Records contained in a dataset
============================================================
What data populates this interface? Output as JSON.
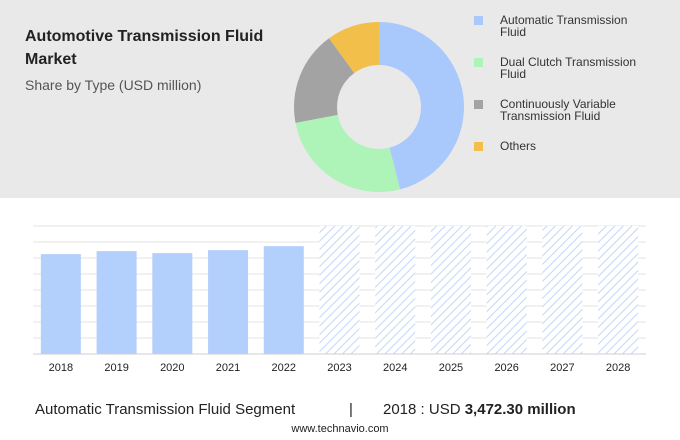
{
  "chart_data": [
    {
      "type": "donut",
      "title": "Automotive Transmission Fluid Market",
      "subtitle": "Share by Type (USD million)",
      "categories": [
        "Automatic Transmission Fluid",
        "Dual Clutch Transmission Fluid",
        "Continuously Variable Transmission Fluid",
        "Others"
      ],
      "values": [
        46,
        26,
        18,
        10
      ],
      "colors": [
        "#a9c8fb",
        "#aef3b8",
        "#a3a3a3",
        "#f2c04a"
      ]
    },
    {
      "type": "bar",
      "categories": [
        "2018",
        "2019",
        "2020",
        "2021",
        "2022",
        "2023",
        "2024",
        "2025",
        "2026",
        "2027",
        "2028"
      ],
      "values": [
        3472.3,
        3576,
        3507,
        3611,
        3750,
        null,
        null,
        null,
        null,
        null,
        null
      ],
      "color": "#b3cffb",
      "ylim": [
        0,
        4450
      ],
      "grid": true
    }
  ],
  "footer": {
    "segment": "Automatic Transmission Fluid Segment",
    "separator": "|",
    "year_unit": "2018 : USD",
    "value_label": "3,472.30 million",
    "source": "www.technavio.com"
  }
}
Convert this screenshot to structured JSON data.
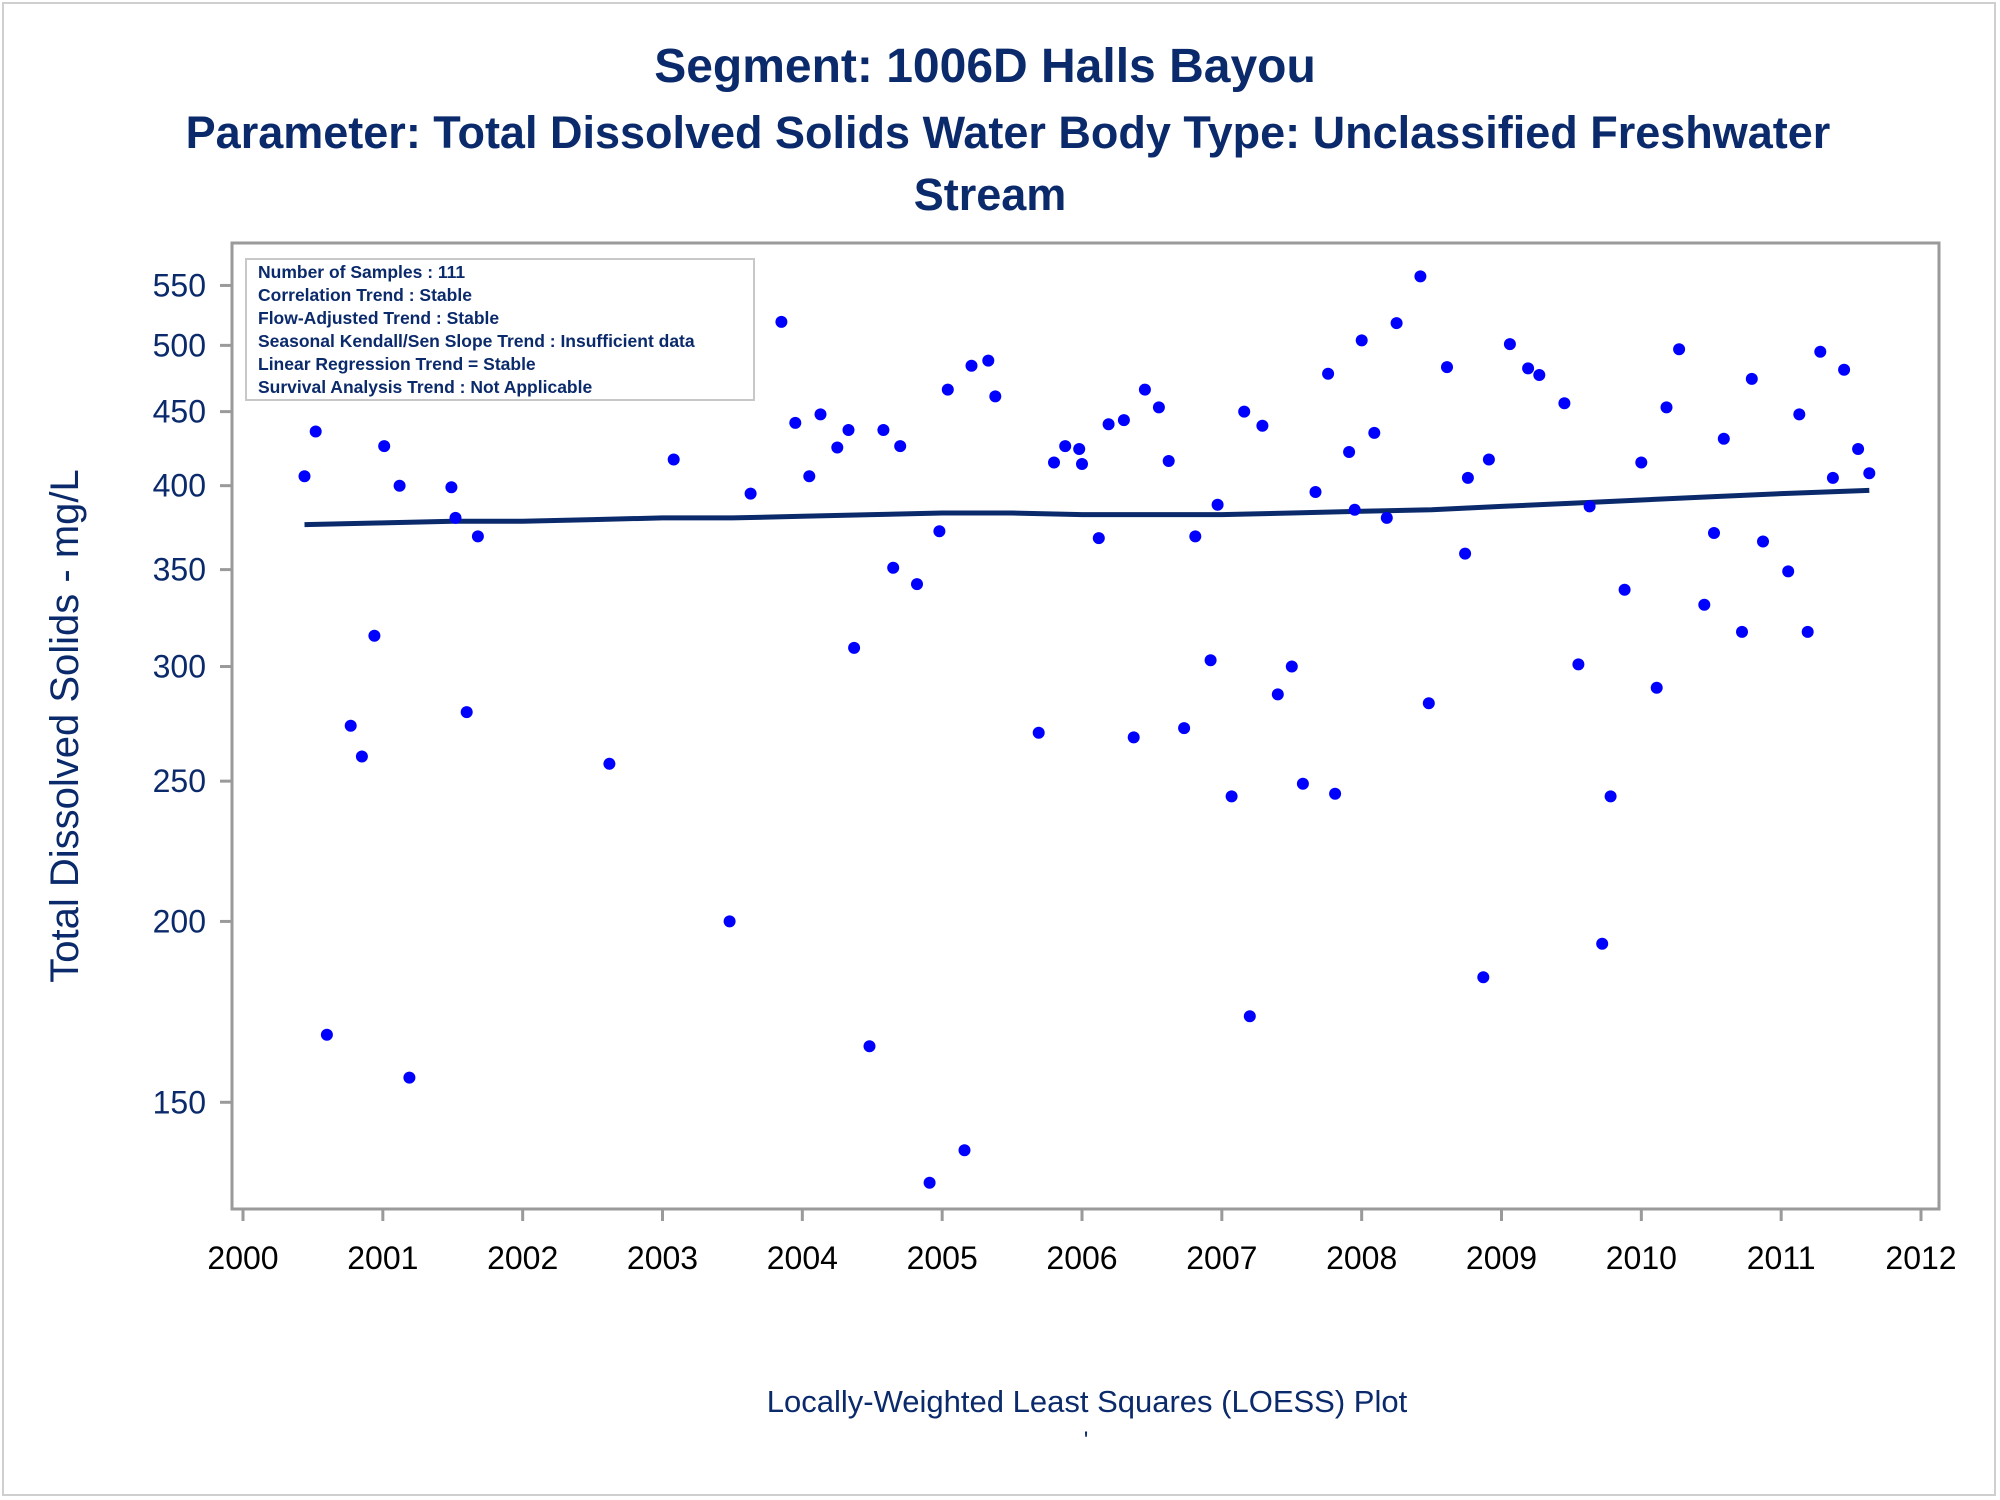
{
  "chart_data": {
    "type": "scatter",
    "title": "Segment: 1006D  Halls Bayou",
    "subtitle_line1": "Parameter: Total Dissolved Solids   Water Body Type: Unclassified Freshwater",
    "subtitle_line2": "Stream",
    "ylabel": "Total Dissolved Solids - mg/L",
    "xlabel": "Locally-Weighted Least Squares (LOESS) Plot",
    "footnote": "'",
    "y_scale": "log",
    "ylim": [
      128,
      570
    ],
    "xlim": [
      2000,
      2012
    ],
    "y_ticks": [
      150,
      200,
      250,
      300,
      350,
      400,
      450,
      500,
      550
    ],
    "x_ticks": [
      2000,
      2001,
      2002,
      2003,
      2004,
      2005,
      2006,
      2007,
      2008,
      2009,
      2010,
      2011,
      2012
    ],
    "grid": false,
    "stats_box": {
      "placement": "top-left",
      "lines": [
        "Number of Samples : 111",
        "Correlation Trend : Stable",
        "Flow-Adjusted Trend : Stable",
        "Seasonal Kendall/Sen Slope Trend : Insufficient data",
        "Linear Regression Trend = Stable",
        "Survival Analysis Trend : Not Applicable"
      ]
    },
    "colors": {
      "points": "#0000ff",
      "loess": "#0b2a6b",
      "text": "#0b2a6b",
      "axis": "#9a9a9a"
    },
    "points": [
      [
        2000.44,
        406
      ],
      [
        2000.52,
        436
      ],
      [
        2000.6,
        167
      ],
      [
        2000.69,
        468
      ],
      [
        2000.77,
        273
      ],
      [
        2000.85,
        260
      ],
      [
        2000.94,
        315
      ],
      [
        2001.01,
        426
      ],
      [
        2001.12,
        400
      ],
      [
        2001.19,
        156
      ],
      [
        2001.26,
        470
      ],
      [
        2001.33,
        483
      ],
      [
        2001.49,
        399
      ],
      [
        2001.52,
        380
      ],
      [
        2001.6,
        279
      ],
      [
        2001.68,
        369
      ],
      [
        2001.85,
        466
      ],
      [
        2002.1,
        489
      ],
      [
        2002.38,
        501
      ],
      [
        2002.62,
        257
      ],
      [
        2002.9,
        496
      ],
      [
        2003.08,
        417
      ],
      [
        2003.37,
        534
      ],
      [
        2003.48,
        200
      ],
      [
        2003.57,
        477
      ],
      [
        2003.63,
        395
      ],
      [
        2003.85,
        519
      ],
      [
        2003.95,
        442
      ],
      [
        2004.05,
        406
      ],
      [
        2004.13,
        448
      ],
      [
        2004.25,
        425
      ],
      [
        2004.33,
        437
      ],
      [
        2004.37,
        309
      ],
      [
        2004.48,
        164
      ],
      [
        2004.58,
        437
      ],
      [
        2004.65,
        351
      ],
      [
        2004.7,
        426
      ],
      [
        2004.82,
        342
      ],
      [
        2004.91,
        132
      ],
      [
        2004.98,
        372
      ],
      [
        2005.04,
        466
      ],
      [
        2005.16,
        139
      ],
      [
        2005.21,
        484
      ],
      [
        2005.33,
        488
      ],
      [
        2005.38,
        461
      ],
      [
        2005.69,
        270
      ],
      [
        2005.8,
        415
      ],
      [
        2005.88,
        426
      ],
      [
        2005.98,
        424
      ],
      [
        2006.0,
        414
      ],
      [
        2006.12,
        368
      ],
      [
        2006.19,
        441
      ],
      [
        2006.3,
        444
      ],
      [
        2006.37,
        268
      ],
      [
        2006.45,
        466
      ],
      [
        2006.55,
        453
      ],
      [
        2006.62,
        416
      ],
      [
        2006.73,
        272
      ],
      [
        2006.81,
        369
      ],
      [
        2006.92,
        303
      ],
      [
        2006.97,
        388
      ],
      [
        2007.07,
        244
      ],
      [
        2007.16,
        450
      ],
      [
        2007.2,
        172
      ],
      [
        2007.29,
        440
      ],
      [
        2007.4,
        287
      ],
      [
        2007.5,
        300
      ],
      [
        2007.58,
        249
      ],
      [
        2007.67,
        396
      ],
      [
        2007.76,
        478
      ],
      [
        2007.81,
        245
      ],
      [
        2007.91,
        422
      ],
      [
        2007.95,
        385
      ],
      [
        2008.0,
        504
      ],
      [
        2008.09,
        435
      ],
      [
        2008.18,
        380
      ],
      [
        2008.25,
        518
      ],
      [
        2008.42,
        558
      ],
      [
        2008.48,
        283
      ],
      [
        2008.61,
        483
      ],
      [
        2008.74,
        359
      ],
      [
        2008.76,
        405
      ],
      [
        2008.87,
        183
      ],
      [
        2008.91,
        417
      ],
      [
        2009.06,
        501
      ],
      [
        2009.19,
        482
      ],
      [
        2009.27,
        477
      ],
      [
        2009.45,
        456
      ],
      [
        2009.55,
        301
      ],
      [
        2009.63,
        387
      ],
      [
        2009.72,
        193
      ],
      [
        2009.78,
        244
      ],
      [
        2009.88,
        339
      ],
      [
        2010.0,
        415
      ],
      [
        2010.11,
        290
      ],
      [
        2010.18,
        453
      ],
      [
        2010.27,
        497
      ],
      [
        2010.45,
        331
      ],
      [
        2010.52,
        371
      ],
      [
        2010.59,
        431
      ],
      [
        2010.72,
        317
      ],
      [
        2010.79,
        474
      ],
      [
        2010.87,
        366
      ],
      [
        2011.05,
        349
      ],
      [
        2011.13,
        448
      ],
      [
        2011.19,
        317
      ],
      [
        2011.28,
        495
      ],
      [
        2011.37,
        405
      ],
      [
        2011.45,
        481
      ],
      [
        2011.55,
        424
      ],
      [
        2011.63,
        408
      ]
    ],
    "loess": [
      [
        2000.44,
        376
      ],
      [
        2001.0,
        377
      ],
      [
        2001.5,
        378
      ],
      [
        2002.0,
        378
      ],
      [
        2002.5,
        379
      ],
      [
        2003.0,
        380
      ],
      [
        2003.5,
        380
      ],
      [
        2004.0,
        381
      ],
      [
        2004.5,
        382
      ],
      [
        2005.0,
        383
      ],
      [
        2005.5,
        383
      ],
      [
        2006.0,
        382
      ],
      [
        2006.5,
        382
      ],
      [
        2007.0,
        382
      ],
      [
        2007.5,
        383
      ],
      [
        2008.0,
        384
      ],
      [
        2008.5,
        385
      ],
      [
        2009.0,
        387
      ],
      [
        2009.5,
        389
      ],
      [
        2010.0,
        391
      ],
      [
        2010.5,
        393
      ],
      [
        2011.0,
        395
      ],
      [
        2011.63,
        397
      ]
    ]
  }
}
============================================================
Instruction
The data above needs to be retyped exactly, with the images left out.

Full response
What data populates this interface? Output as JSON.
{
  "chart_data": [
    {
      "type": "donut",
      "title": "Automotive Transmission Fluid Market",
      "subtitle": "Share by Type (USD million)",
      "categories": [
        "Automatic Transmission Fluid",
        "Dual Clutch Transmission Fluid",
        "Continuously Variable Transmission Fluid",
        "Others"
      ],
      "values": [
        46,
        26,
        18,
        10
      ],
      "colors": [
        "#a9c8fb",
        "#aef3b8",
        "#a3a3a3",
        "#f2c04a"
      ]
    },
    {
      "type": "bar",
      "categories": [
        "2018",
        "2019",
        "2020",
        "2021",
        "2022",
        "2023",
        "2024",
        "2025",
        "2026",
        "2027",
        "2028"
      ],
      "values": [
        3472.3,
        3576,
        3507,
        3611,
        3750,
        null,
        null,
        null,
        null,
        null,
        null
      ],
      "color": "#b3cffb",
      "ylim": [
        0,
        4450
      ],
      "grid": true
    }
  ],
  "footer": {
    "segment": "Automatic Transmission Fluid Segment",
    "separator": "|",
    "year_unit": "2018 : USD",
    "value_label": "3,472.30 million",
    "source": "www.technavio.com"
  }
}
Convert this screenshot to structured JSON data.
{
  "chart_data": {
    "type": "scatter",
    "title": "Segment: 1006D  Halls Bayou",
    "subtitle_line1": "Parameter: Total Dissolved Solids   Water Body Type: Unclassified Freshwater",
    "subtitle_line2": "Stream",
    "ylabel": "Total Dissolved Solids - mg/L",
    "xlabel": "Locally-Weighted Least Squares (LOESS) Plot",
    "footnote": "'",
    "y_scale": "log",
    "ylim": [
      128,
      570
    ],
    "xlim": [
      2000,
      2012
    ],
    "y_ticks": [
      150,
      200,
      250,
      300,
      350,
      400,
      450,
      500,
      550
    ],
    "x_ticks": [
      2000,
      2001,
      2002,
      2003,
      2004,
      2005,
      2006,
      2007,
      2008,
      2009,
      2010,
      2011,
      2012
    ],
    "grid": false,
    "stats_box": {
      "placement": "top-left",
      "lines": [
        "Number of Samples : 111",
        "Correlation Trend : Stable",
        "Flow-Adjusted Trend : Stable",
        "Seasonal Kendall/Sen Slope Trend : Insufficient data",
        "Linear Regression Trend = Stable",
        "Survival Analysis Trend : Not Applicable"
      ]
    },
    "colors": {
      "points": "#0000ff",
      "loess": "#0b2a6b",
      "text": "#0b2a6b",
      "axis": "#9a9a9a"
    },
    "points": [
      [
        2000.44,
        406
      ],
      [
        2000.52,
        436
      ],
      [
        2000.6,
        167
      ],
      [
        2000.69,
        468
      ],
      [
        2000.77,
        273
      ],
      [
        2000.85,
        260
      ],
      [
        2000.94,
        315
      ],
      [
        2001.01,
        426
      ],
      [
        2001.12,
        400
      ],
      [
        2001.19,
        156
      ],
      [
        2001.26,
        470
      ],
      [
        2001.33,
        483
      ],
      [
        2001.49,
        399
      ],
      [
        2001.52,
        380
      ],
      [
        2001.6,
        279
      ],
      [
        2001.68,
        369
      ],
      [
        2001.85,
        466
      ],
      [
        2002.1,
        489
      ],
      [
        2002.38,
        501
      ],
      [
        2002.62,
        257
      ],
      [
        2002.9,
        496
      ],
      [
        2003.08,
        417
      ],
      [
        2003.37,
        534
      ],
      [
        2003.48,
        200
      ],
      [
        2003.57,
        477
      ],
      [
        2003.63,
        395
      ],
      [
        2003.85,
        519
      ],
      [
        2003.95,
        442
      ],
      [
        2004.05,
        406
      ],
      [
        2004.13,
        448
      ],
      [
        2004.25,
        425
      ],
      [
        2004.33,
        437
      ],
      [
        2004.37,
        309
      ],
      [
        2004.48,
        164
      ],
      [
        2004.58,
        437
      ],
      [
        2004.65,
        351
      ],
      [
        2004.7,
        426
      ],
      [
        2004.82,
        342
      ],
      [
        2004.91,
        132
      ],
      [
        2004.98,
        372
      ],
      [
        2005.04,
        466
      ],
      [
        2005.16,
        139
      ],
      [
        2005.21,
        484
      ],
      [
        2005.33,
        488
      ],
      [
        2005.38,
        461
      ],
      [
        2005.69,
        270
      ],
      [
        2005.8,
        415
      ],
      [
        2005.88,
        426
      ],
      [
        2005.98,
        424
      ],
      [
        2006.0,
        414
      ],
      [
        2006.12,
        368
      ],
      [
        2006.19,
        441
      ],
      [
        2006.3,
        444
      ],
      [
        2006.37,
        268
      ],
      [
        2006.45,
        466
      ],
      [
        2006.55,
        453
      ],
      [
        2006.62,
        416
      ],
      [
        2006.73,
        272
      ],
      [
        2006.81,
        369
      ],
      [
        2006.92,
        303
      ],
      [
        2006.97,
        388
      ],
      [
        2007.07,
        244
      ],
      [
        2007.16,
        450
      ],
      [
        2007.2,
        172
      ],
      [
        2007.29,
        440
      ],
      [
        2007.4,
        287
      ],
      [
        2007.5,
        300
      ],
      [
        2007.58,
        249
      ],
      [
        2007.67,
        396
      ],
      [
        2007.76,
        478
      ],
      [
        2007.81,
        245
      ],
      [
        2007.91,
        422
      ],
      [
        2007.95,
        385
      ],
      [
        2008.0,
        504
      ],
      [
        2008.09,
        435
      ],
      [
        2008.18,
        380
      ],
      [
        2008.25,
        518
      ],
      [
        2008.42,
        558
      ],
      [
        2008.48,
        283
      ],
      [
        2008.61,
        483
      ],
      [
        2008.74,
        359
      ],
      [
        2008.76,
        405
      ],
      [
        2008.87,
        183
      ],
      [
        2008.91,
        417
      ],
      [
        2009.06,
        501
      ],
      [
        2009.19,
        482
      ],
      [
        2009.27,
        477
      ],
      [
        2009.45,
        456
      ],
      [
        2009.55,
        301
      ],
      [
        2009.63,
        387
      ],
      [
        2009.72,
        193
      ],
      [
        2009.78,
        244
      ],
      [
        2009.88,
        339
      ],
      [
        2010.0,
        415
      ],
      [
        2010.11,
        290
      ],
      [
        2010.18,
        453
      ],
      [
        2010.27,
        497
      ],
      [
        2010.45,
        331
      ],
      [
        2010.52,
        371
      ],
      [
        2010.59,
        431
      ],
      [
        2010.72,
        317
      ],
      [
        2010.79,
        474
      ],
      [
        2010.87,
        366
      ],
      [
        2011.05,
        349
      ],
      [
        2011.13,
        448
      ],
      [
        2011.19,
        317
      ],
      [
        2011.28,
        495
      ],
      [
        2011.37,
        405
      ],
      [
        2011.45,
        481
      ],
      [
        2011.55,
        424
      ],
      [
        2011.63,
        408
      ]
    ],
    "loess": [
      [
        2000.44,
        376
      ],
      [
        2001.0,
        377
      ],
      [
        2001.5,
        378
      ],
      [
        2002.0,
        378
      ],
      [
        2002.5,
        379
      ],
      [
        2003.0,
        380
      ],
      [
        2003.5,
        380
      ],
      [
        2004.0,
        381
      ],
      [
        2004.5,
        382
      ],
      [
        2005.0,
        383
      ],
      [
        2005.5,
        383
      ],
      [
        2006.0,
        382
      ],
      [
        2006.5,
        382
      ],
      [
        2007.0,
        382
      ],
      [
        2007.5,
        383
      ],
      [
        2008.0,
        384
      ],
      [
        2008.5,
        385
      ],
      [
        2009.0,
        387
      ],
      [
        2009.5,
        389
      ],
      [
        2010.0,
        391
      ],
      [
        2010.5,
        393
      ],
      [
        2011.0,
        395
      ],
      [
        2011.63,
        397
      ]
    ]
  }
}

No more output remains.